### What you should do:
Extract every entry word for word.

### Dataset records:

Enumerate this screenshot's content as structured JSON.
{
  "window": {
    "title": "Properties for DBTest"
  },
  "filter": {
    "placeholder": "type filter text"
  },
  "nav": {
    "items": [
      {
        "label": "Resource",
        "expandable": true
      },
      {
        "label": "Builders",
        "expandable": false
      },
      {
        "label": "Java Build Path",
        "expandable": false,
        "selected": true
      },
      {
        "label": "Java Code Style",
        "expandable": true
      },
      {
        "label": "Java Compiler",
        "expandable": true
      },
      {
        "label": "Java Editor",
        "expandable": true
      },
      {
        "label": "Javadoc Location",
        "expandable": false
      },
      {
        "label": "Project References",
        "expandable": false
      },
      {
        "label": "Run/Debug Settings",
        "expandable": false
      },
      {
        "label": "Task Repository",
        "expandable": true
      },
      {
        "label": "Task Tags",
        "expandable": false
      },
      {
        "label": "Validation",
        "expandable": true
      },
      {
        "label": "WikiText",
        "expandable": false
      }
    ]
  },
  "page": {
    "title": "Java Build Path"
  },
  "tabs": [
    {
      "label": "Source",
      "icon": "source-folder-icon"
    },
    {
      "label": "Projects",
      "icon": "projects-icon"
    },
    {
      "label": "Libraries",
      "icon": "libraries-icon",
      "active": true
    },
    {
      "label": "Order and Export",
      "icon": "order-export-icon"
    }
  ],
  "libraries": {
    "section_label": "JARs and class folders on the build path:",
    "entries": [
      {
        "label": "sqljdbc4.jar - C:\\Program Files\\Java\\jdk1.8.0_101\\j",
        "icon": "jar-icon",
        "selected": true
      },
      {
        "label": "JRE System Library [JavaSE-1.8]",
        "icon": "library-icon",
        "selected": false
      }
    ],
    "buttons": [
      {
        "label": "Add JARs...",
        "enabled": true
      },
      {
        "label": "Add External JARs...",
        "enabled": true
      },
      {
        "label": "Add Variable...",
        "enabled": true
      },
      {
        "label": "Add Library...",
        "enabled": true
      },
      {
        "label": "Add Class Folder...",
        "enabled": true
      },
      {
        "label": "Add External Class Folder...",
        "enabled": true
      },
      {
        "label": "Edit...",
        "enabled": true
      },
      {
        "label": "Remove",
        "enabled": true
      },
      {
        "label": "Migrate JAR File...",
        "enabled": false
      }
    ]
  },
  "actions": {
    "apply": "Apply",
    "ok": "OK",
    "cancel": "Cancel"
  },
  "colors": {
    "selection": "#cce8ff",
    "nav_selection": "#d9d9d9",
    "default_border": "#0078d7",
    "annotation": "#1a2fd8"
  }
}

### Response to the exercise:
Enumerate this screenshot's content as structured JSON.
{
  "window": {
    "title": "Properties for DBTest"
  },
  "filter": {
    "placeholder": "type filter text"
  },
  "nav": {
    "items": [
      {
        "label": "Resource",
        "expandable": true
      },
      {
        "label": "Builders",
        "expandable": false
      },
      {
        "label": "Java Build Path",
        "expandable": false,
        "selected": true
      },
      {
        "label": "Java Code Style",
        "expandable": true
      },
      {
        "label": "Java Compiler",
        "expandable": true
      },
      {
        "label": "Java Editor",
        "expandable": true
      },
      {
        "label": "Javadoc Location",
        "expandable": false
      },
      {
        "label": "Project References",
        "expandable": false
      },
      {
        "label": "Run/Debug Settings",
        "expandable": false
      },
      {
        "label": "Task Repository",
        "expandable": true
      },
      {
        "label": "Task Tags",
        "expandable": false
      },
      {
        "label": "Validation",
        "expandable": true
      },
      {
        "label": "WikiText",
        "expandable": false
      }
    ]
  },
  "page": {
    "title": "Java Build Path"
  },
  "tabs": [
    {
      "label": "Source",
      "icon": "source-folder-icon"
    },
    {
      "label": "Projects",
      "icon": "projects-icon"
    },
    {
      "label": "Libraries",
      "icon": "libraries-icon",
      "active": true
    },
    {
      "label": "Order and Export",
      "icon": "order-export-icon"
    }
  ],
  "libraries": {
    "section_label": "JARs and class folders on the build path:",
    "entries": [
      {
        "label": "sqljdbc4.jar - C:\\Program Files\\Java\\jdk1.8.0_101\\j",
        "icon": "jar-icon",
        "selected": true
      },
      {
        "label": "JRE System Library [JavaSE-1.8]",
        "icon": "library-icon",
        "selected": false
      }
    ],
    "buttons": [
      {
        "label": "Add JARs...",
        "enabled": true
      },
      {
        "label": "Add External JARs...",
        "enabled": true
      },
      {
        "label": "Add Variable...",
        "enabled": true
      },
      {
        "label": "Add Library...",
        "enabled": true
      },
      {
        "label": "Add Class Folder...",
        "enabled": true
      },
      {
        "label": "Add External Class Folder...",
        "enabled": true
      },
      {
        "label": "Edit...",
        "enabled": true
      },
      {
        "label": "Remove",
        "enabled": true
      },
      {
        "label": "Migrate JAR File...",
        "enabled": false
      }
    ]
  },
  "actions": {
    "apply": "Apply",
    "ok": "OK",
    "cancel": "Cancel"
  },
  "colors": {
    "selection": "#cce8ff",
    "nav_selection": "#d9d9d9",
    "default_border": "#0078d7",
    "annotation": "#1a2fd8"
  }
}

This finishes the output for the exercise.